[Data records]
--------------------------------
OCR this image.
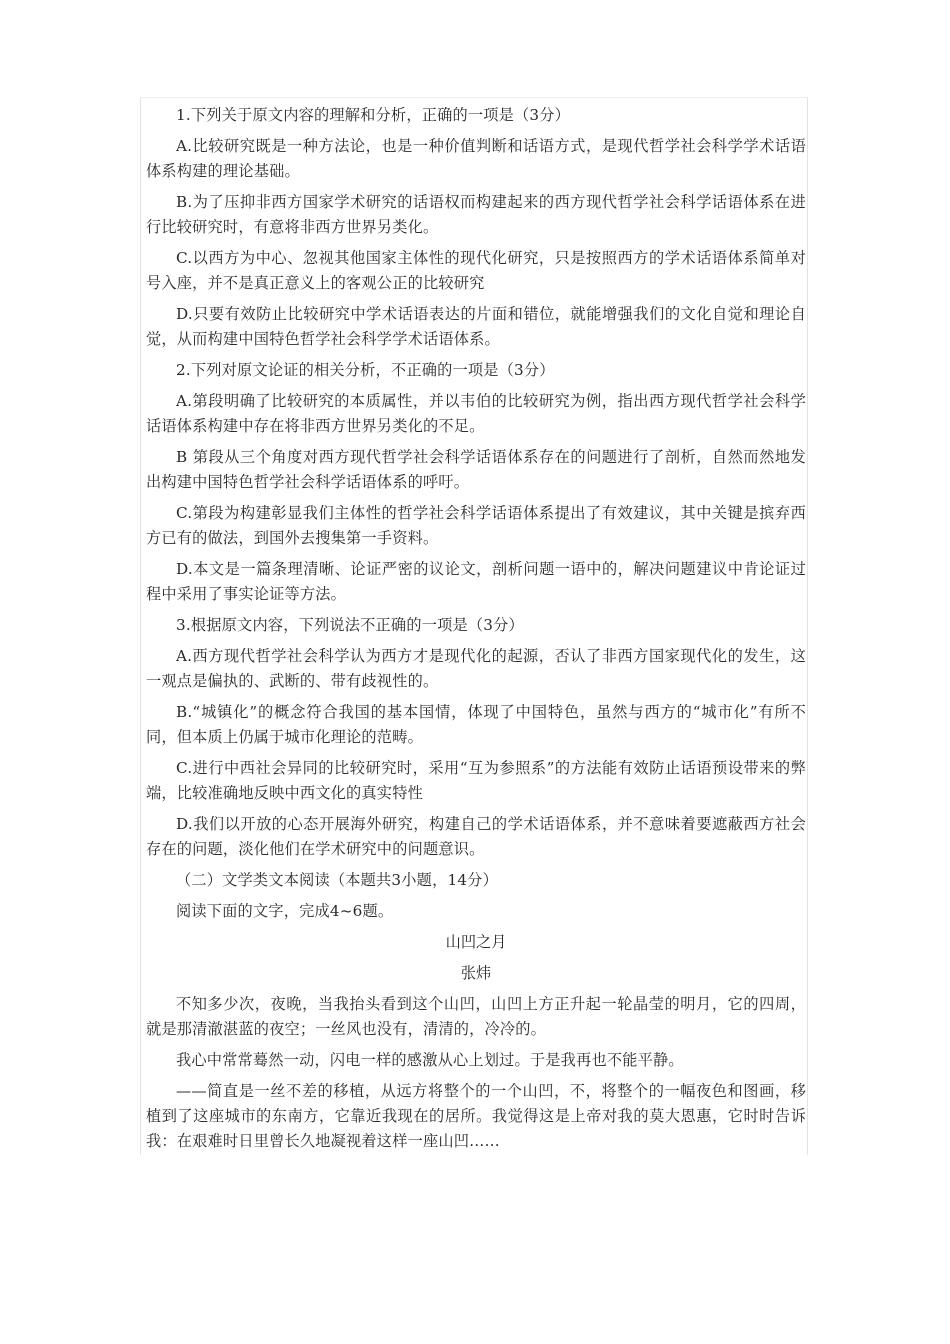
1.下列关于原文内容的理解和分析，正确的一项是（3分）

A.比较研究既是一种方法论，也是一种价值判断和话语方式，是现代哲学社会科学学术话语体系构建的理论基础。

B.为了压抑非西方国家学术研究的话语权而构建起来的西方现代哲学社会科学话语体系在进行比较研究时，有意将非西方世界另类化。

C.以西方为中心、忽视其他国家主体性的现代化研究，只是按照西方的学术话语体系简单对号入座，并不是真正意义上的客观公正的比较研究

D.只要有效防止比较研究中学术话语表达的片面和错位，就能增强我们的文化自觉和理论自觉，从而构建中国特色哲学社会科学学术话语体系。

2.下列对原文论证的相关分析，不正确的一项是（3分）

A.第段明确了比较研究的本质属性，并以韦伯的比较研究为例，指出西方现代哲学社会科学话语体系构建中存在将非西方世界另类化的不足。

B 第段从三个角度对西方现代哲学社会科学话语体系存在的问题进行了剖析，自然而然地发出构建中国特色哲学社会科学话语体系的呼吁。

C.第段为构建彰显我们主体性的哲学社会科学话语体系提出了有效建议，其中关键是摈弃西方已有的做法，到国外去搜集第一手资料。

D.本文是一篇条理清晰、论证严密的议论文，剖析问题一语中的，解决问题建议中肯论证过程中采用了事实论证等方法。

3.根据原文内容，下列说法不正确的一项是（3分）

A.西方现代哲学社会科学认为西方才是现代化的起源，否认了非西方国家现代化的发生，这一观点是偏执的、武断的、带有歧视性的。

B.“城镇化”的概念符合我国的基本国情，体现了中国特色，虽然与西方的“城市化”有所不同，但本质上仍属于城市化理论的范畴。

C.进行中西社会异同的比较研究时，采用“互为参照系”的方法能有效防止话语预设带来的弊端，比较准确地反映中西文化的真实特性

D.我们以开放的心态开展海外研究，构建自己的学术话语体系，并不意味着要遮蔽西方社会存在的问题，淡化他们在学术研究中的问题意识。

（二）文学类文本阅读（本题共3小题，14分）

阅读下面的文字，完成4~6题。

山凹之月
张炜

不知多少次，夜晚，当我抬头看到这个山凹，山凹上方正升起一轮晶莹的明月，它的四周，就是那清澈湛蓝的夜空；一丝风也没有，清清的，冷冷的。

我心中常常蓦然一动，闪电一样的感激从心上划过。于是我再也不能平静。

——简直是一丝不差的移植，从远方将整个的一个山凹，不，将整个的一幅夜色和图画，移植到了这座城市的东南方，它靠近我现在的居所。我觉得这是上帝对我的莫大恩惠，它时时告诉我：在艰难时日里曾长久地凝视着这样一座山凹……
--------------------------------
Task: All of the material above needs to be restated exactly, with no pictures.

Solution for this exercise:
OCR this image.
1.下列关于原文内容的理解和分析，正确的一项是（3分）

A.比较研究既是一种方法论，也是一种价值判断和话语方式，是现代哲学社会科学学术话语体系构建的理论基础。

B.为了压抑非西方国家学术研究的话语权而构建起来的西方现代哲学社会科学话语体系在进行比较研究时，有意将非西方世界另类化。

C.以西方为中心、忽视其他国家主体性的现代化研究，只是按照西方的学术话语体系简单对号入座，并不是真正意义上的客观公正的比较研究

D.只要有效防止比较研究中学术话语表达的片面和错位，就能增强我们的文化自觉和理论自觉，从而构建中国特色哲学社会科学学术话语体系。

2.下列对原文论证的相关分析，不正确的一项是（3分）

A.第段明确了比较研究的本质属性，并以韦伯的比较研究为例，指出西方现代哲学社会科学话语体系构建中存在将非西方世界另类化的不足。

B 第段从三个角度对西方现代哲学社会科学话语体系存在的问题进行了剖析，自然而然地发出构建中国特色哲学社会科学话语体系的呼吁。

C.第段为构建彰显我们主体性的哲学社会科学话语体系提出了有效建议，其中关键是摈弃西方已有的做法，到国外去搜集第一手资料。

D.本文是一篇条理清晰、论证严密的议论文，剖析问题一语中的，解决问题建议中肯论证过程中采用了事实论证等方法。

3.根据原文内容，下列说法不正确的一项是（3分）

A.西方现代哲学社会科学认为西方才是现代化的起源，否认了非西方国家现代化的发生，这一观点是偏执的、武断的、带有歧视性的。

B.“城镇化”的概念符合我国的基本国情，体现了中国特色，虽然与西方的“城市化”有所不同，但本质上仍属于城市化理论的范畴。

C.进行中西社会异同的比较研究时，采用“互为参照系”的方法能有效防止话语预设带来的弊端，比较准确地反映中西文化的真实特性

D.我们以开放的心态开展海外研究，构建自己的学术话语体系，并不意味着要遮蔽西方社会存在的问题，淡化他们在学术研究中的问题意识。

（二）文学类文本阅读（本题共3小题，14分）

阅读下面的文字，完成4~6题。

山凹之月
张炜

不知多少次，夜晚，当我抬头看到这个山凹，山凹上方正升起一轮晶莹的明月，它的四周，就是那清澈湛蓝的夜空；一丝风也没有，清清的，冷冷的。

我心中常常蓦然一动，闪电一样的感激从心上划过。于是我再也不能平静。

——简直是一丝不差的移植，从远方将整个的一个山凹，不，将整个的一幅夜色和图画，移植到了这座城市的东南方，它靠近我现在的居所。我觉得这是上帝对我的莫大恩惠，它时时告诉我：在艰难时日里曾长久地凝视着这样一座山凹……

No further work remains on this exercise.